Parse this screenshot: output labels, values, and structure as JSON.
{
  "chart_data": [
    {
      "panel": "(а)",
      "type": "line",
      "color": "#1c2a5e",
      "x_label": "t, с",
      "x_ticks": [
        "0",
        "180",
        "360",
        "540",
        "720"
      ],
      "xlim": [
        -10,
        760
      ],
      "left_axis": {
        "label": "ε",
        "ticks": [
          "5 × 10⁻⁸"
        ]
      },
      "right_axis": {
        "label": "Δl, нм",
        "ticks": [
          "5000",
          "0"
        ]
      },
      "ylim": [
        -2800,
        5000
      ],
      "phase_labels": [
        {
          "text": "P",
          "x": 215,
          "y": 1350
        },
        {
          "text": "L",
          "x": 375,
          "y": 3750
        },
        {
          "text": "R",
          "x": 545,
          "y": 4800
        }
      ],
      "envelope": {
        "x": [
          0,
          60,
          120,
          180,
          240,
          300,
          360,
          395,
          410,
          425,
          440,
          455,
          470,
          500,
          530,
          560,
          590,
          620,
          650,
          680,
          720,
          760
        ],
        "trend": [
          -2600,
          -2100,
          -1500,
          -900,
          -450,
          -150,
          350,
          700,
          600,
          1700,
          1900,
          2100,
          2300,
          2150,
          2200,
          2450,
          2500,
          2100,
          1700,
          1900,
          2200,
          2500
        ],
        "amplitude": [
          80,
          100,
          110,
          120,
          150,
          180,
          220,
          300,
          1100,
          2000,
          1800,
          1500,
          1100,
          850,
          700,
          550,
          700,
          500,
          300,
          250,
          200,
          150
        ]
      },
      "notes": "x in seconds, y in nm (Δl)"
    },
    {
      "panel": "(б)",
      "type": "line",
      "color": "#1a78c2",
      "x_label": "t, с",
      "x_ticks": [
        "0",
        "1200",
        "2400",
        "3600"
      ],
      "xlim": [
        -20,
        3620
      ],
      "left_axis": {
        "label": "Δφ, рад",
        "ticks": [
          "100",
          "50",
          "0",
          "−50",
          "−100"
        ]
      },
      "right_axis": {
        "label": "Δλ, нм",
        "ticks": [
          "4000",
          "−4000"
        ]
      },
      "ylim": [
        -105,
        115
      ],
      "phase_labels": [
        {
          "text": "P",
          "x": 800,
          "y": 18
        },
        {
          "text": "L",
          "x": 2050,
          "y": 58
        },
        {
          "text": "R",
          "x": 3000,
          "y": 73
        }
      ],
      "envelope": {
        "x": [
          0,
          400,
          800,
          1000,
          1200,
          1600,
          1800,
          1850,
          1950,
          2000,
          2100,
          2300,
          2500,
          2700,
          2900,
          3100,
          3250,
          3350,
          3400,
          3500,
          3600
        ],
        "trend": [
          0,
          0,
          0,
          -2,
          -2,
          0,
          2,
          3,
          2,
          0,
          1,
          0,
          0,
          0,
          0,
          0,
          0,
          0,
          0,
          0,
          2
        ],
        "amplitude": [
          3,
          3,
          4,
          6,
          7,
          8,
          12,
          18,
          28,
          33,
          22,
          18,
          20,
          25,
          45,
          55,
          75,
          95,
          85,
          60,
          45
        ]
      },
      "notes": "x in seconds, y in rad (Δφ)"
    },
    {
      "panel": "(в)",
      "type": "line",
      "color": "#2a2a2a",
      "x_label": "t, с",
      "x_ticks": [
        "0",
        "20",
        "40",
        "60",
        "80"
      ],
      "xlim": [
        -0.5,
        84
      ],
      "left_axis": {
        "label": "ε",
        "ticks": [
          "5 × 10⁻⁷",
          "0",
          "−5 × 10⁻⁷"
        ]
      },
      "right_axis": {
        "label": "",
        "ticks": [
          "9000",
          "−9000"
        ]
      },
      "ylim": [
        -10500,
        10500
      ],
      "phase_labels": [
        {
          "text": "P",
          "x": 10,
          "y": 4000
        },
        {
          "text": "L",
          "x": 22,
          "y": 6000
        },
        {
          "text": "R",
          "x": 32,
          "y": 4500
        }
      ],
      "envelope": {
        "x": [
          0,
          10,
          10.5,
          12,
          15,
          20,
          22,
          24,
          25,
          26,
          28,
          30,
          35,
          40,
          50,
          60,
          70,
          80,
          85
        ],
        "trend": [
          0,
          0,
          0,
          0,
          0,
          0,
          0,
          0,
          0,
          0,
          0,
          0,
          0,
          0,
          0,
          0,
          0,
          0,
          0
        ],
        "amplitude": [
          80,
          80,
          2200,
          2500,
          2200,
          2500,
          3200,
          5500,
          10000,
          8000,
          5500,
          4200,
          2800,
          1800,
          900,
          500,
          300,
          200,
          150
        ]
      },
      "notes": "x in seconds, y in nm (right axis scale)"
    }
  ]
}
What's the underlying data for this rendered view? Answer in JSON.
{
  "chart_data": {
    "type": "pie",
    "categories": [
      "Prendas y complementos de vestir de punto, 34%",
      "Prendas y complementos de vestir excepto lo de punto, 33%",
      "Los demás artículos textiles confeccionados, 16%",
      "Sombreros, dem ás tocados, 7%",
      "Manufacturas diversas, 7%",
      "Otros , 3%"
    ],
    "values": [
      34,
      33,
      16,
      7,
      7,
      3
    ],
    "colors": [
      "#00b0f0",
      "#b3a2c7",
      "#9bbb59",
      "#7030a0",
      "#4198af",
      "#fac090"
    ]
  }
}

**Task statement**
Copy in full each line that holds the word "JSON".

**Exercise response**
Parse this screenshot: output labels, values, and structure as JSON.
What's the underlying data for this rendered view? Answer in JSON.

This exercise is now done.